**Supplied data:**

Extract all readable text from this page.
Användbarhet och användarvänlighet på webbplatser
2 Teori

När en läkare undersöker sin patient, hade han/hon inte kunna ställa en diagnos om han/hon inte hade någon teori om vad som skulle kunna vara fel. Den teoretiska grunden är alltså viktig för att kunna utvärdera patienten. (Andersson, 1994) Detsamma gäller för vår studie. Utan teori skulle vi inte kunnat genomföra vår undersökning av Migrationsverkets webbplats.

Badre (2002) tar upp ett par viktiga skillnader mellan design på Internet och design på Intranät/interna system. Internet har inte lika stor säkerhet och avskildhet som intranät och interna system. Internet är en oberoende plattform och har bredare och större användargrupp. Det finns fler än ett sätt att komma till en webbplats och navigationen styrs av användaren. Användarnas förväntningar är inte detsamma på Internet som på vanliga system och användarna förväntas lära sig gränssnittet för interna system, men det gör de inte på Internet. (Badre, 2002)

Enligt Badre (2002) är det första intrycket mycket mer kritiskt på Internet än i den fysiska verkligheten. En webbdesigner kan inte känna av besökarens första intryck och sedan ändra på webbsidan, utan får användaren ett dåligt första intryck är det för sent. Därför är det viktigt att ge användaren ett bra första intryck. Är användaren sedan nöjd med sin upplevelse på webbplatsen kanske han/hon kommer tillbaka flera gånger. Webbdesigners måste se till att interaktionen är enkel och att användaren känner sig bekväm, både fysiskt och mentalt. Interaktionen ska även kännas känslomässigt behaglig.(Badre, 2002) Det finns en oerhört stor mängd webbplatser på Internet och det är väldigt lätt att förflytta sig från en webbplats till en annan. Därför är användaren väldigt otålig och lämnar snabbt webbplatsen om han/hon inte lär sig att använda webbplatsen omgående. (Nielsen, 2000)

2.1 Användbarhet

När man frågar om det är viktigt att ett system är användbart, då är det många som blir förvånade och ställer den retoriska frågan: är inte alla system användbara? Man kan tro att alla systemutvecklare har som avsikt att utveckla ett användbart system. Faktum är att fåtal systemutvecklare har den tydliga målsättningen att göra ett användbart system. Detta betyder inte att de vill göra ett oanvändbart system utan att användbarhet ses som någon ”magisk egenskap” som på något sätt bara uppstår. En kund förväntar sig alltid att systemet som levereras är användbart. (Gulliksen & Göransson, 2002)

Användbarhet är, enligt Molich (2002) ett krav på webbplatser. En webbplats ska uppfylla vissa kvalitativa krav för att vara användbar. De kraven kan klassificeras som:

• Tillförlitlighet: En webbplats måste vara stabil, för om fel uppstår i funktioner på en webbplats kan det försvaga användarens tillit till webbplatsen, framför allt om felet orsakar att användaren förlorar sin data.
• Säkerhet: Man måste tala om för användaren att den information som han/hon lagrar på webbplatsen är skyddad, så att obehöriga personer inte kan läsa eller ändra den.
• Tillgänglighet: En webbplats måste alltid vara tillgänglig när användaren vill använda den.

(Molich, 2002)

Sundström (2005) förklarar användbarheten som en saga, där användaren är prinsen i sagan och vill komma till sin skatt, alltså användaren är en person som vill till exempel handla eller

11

**What is needed:**
From the preceding material, extract every line exactly.

**Result of this task:**
Extract all readable text from this page.
Användbarhet och användarvänlighet på webbplatser
2 Teori

När en läkare undersöker sin patient, hade han/hon inte kunna ställa en diagnos om han/hon inte hade någon teori om vad som skulle kunna vara fel. Den teoretiska grunden är alltså viktig för att kunna utvärdera patienten. (Andersson, 1994) Detsamma gäller för vår studie. Utan teori skulle vi inte kunnat genomföra vår undersökning av Migrationsverkets webbplats.

Badre (2002) tar upp ett par viktiga skillnader mellan design på Internet och design på Intranät/interna system. Internet har inte lika stor säkerhet och avskildhet som intranät och interna system. Internet är en oberoende plattform och har bredare och större användargrupp. Det finns fler än ett sätt att komma till en webbplats och navigationen styrs av användaren. Användarnas förväntningar är inte detsamma på Internet som på vanliga system och användarna förväntas lära sig gränssnittet för interna system, men det gör de inte på Internet. (Badre, 2002)

Enligt Badre (2002) är det första intrycket mycket mer kritiskt på Internet än i den fysiska verkligheten. En webbdesigner kan inte känna av besökarens första intryck och sedan ändra på webbsidan, utan får användaren ett dåligt första intryck är det för sent. Därför är det viktigt att ge användaren ett bra första intryck. Är användaren sedan nöjd med sin upplevelse på webbplatsen kanske han/hon kommer tillbaka flera gånger. Webbdesigners måste se till att interaktionen är enkel och att användaren känner sig bekväm, både fysiskt och mentalt. Interaktionen ska även kännas känslomässigt behaglig.(Badre, 2002) Det finns en oerhört stor mängd webbplatser på Internet och det är väldigt lätt att förflytta sig från en webbplats till en annan. Därför är användaren väldigt otålig och lämnar snabbt webbplatsen om han/hon inte lär sig att använda webbplatsen omgående. (Nielsen, 2000)

2.1 Användbarhet

När man frågar om det är viktigt att ett system är användbart, då är det många som blir förvånade och ställer den retoriska frågan: är inte alla system användbara? Man kan tro att alla systemutvecklare har som avsikt att utveckla ett användbart system. Faktum är att fåtal systemutvecklare har den tydliga målsättningen att göra ett användbart system. Detta betyder inte att de vill göra ett oanvändbart system utan att användbarhet ses som någon ”magisk egenskap” som på något sätt bara uppstår. En kund förväntar sig alltid att systemet som levereras är användbart. (Gulliksen & Göransson, 2002)

Användbarhet är, enligt Molich (2002) ett krav på webbplatser. En webbplats ska uppfylla vissa kvalitativa krav för att vara användbar. De kraven kan klassificeras som:

• Tillförlitlighet: En webbplats måste vara stabil, för om fel uppstår i funktioner på en webbplats kan det försvaga användarens tillit till webbplatsen, framför allt om felet orsakar att användaren förlorar sin data.
• Säkerhet: Man måste tala om för användaren att den information som han/hon lagrar på webbplatsen är skyddad, så att obehöriga personer inte kan läsa eller ändra den.
• Tillgänglighet: En webbplats måste alltid vara tillgänglig när användaren vill använda den.

(Molich, 2002)

Sundström (2005) förklarar användbarheten som en saga, där användaren är prinsen i sagan och vill komma till sin skatt, alltså användaren är en person som vill till exempel handla eller

11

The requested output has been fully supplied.